* **WRITTEN INSTRUCTION**
Go through the listing and copy each line with the string "umad".
+ + + + + + +
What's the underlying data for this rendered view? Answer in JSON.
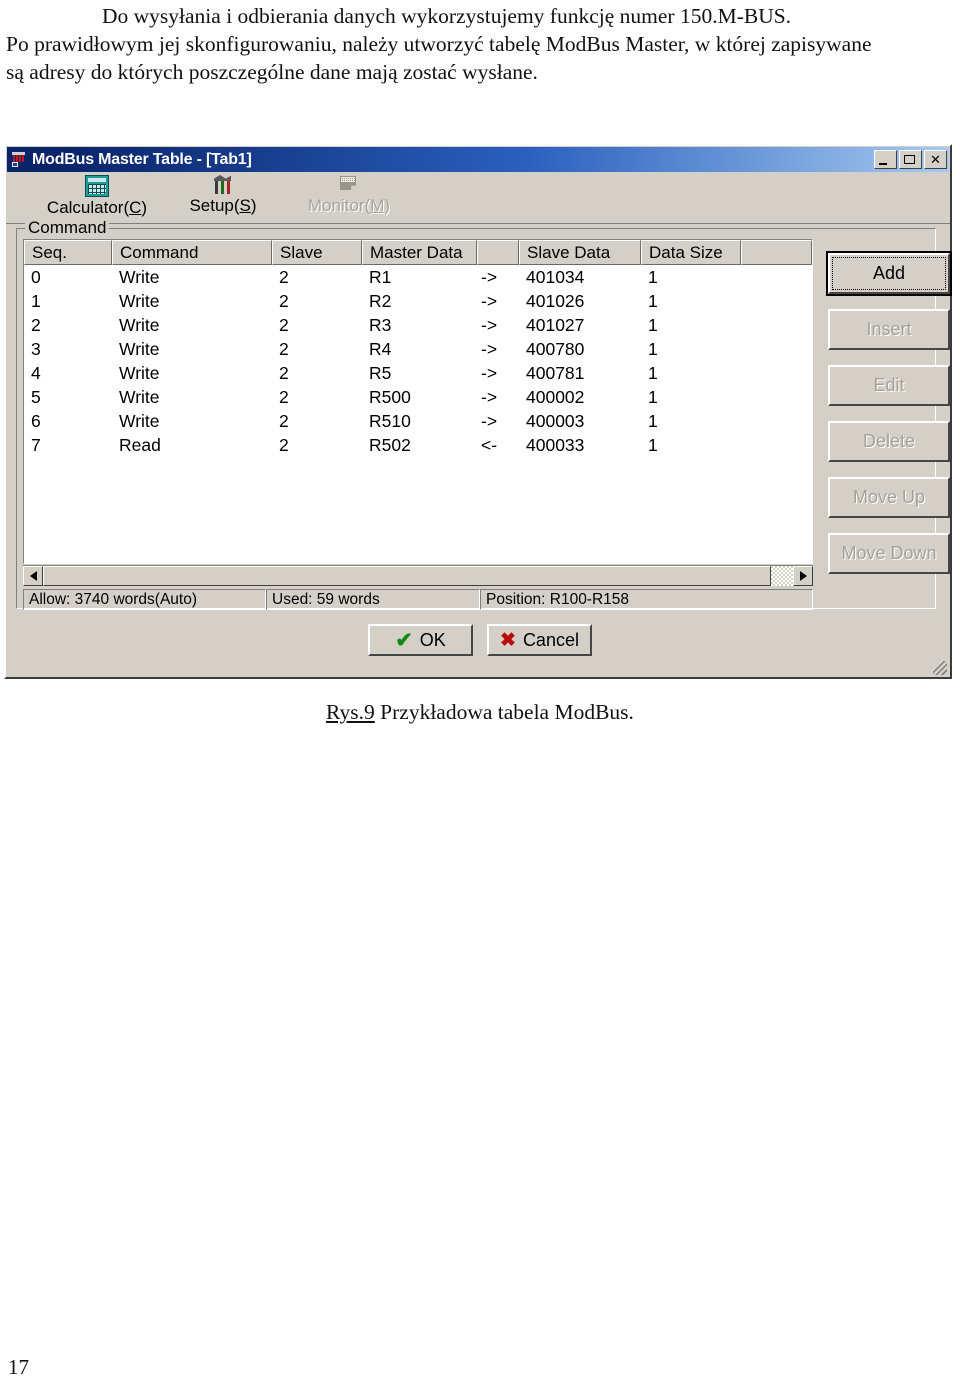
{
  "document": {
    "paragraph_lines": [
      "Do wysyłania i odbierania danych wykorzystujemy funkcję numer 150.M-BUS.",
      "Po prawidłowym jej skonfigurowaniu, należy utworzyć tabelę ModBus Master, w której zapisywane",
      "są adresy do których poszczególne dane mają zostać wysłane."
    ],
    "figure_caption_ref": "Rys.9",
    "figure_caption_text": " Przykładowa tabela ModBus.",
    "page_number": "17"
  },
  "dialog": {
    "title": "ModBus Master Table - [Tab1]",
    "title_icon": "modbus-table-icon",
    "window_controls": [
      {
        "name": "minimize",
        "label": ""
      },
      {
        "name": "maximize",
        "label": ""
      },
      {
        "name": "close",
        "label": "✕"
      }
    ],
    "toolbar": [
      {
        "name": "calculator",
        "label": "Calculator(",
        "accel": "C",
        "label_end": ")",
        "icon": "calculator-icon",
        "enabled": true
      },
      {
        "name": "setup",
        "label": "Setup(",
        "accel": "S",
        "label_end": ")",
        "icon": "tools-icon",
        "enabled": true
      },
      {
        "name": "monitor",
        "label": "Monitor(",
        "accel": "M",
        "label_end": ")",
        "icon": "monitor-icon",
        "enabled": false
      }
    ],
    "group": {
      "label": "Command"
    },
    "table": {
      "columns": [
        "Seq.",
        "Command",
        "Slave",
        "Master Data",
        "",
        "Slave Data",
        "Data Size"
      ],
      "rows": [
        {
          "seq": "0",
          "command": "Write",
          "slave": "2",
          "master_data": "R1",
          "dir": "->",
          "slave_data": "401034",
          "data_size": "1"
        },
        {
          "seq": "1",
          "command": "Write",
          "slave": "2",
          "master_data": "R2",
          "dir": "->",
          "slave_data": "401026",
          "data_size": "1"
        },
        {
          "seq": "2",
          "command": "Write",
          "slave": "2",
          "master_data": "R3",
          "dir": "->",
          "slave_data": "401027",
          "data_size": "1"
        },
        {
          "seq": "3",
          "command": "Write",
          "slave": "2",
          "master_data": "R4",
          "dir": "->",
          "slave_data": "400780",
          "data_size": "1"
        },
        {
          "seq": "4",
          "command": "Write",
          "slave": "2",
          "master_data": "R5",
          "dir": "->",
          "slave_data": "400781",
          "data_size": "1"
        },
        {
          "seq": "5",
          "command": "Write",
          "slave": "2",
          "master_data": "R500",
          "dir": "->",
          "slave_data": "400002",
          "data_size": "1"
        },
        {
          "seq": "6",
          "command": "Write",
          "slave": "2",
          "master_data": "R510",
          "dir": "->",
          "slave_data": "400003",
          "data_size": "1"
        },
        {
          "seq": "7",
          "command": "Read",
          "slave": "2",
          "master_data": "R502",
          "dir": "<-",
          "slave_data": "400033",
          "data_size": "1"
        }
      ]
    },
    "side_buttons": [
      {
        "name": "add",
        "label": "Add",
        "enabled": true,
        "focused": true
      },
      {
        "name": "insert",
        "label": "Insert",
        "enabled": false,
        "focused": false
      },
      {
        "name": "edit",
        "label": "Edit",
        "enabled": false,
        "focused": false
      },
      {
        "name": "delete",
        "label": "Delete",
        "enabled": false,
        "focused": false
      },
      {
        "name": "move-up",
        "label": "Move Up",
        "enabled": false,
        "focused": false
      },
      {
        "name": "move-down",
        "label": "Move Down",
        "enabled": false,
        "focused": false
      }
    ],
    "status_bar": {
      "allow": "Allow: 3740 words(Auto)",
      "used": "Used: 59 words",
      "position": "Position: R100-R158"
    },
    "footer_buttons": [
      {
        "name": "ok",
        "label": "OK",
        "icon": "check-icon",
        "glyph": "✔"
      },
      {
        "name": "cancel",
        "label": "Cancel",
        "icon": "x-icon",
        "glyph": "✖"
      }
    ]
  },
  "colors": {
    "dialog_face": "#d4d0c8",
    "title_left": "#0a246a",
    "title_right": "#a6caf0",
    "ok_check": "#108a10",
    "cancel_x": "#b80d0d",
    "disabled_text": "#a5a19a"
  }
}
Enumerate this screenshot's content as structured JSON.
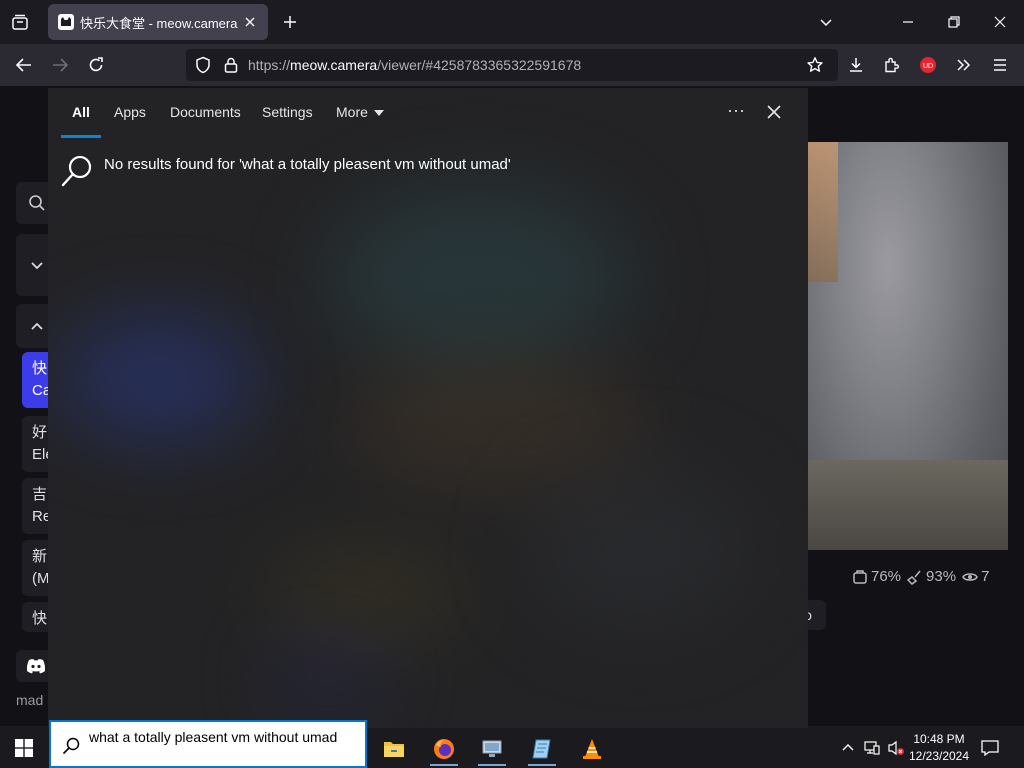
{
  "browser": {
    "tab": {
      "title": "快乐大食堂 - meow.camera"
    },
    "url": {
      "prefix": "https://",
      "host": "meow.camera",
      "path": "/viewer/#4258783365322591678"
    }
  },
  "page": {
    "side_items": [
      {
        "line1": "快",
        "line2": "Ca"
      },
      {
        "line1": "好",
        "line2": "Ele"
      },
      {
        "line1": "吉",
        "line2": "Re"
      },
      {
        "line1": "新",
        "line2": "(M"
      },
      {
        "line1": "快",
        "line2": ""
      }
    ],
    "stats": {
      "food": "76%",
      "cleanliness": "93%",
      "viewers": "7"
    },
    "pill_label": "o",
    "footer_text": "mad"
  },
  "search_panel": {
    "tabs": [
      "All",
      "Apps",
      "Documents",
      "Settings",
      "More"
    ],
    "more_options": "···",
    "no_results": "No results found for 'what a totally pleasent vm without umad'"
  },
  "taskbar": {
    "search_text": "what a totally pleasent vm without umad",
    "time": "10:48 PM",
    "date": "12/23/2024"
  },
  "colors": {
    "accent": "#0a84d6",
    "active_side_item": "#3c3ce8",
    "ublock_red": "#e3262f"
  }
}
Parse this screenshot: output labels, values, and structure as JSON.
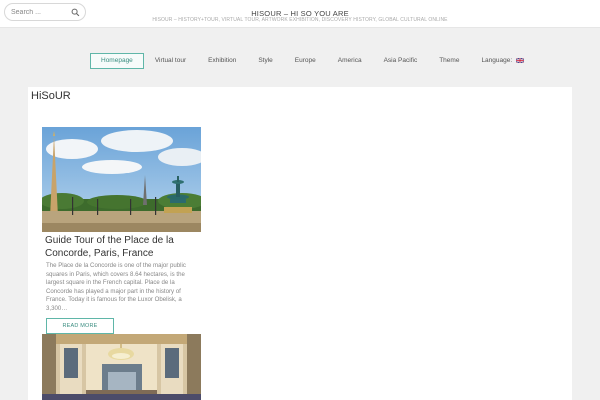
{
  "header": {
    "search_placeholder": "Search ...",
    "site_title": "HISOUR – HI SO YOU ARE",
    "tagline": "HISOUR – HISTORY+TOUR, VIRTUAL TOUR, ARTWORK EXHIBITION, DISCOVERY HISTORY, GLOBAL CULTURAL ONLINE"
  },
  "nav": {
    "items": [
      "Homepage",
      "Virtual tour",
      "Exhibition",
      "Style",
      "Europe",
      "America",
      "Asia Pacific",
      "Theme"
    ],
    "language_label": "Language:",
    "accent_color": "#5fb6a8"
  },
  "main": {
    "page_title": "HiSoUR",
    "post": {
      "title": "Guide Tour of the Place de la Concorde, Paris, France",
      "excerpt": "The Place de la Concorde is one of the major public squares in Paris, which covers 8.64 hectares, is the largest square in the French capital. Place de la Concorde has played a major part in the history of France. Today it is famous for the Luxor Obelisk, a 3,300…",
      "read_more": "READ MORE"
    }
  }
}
+ + + + + + +
* **TASK RESULT**
    "no_results": "No results found for 'what a totally pleasent vm without umad'"
    "search_text": "what a totally pleasent vm without umad",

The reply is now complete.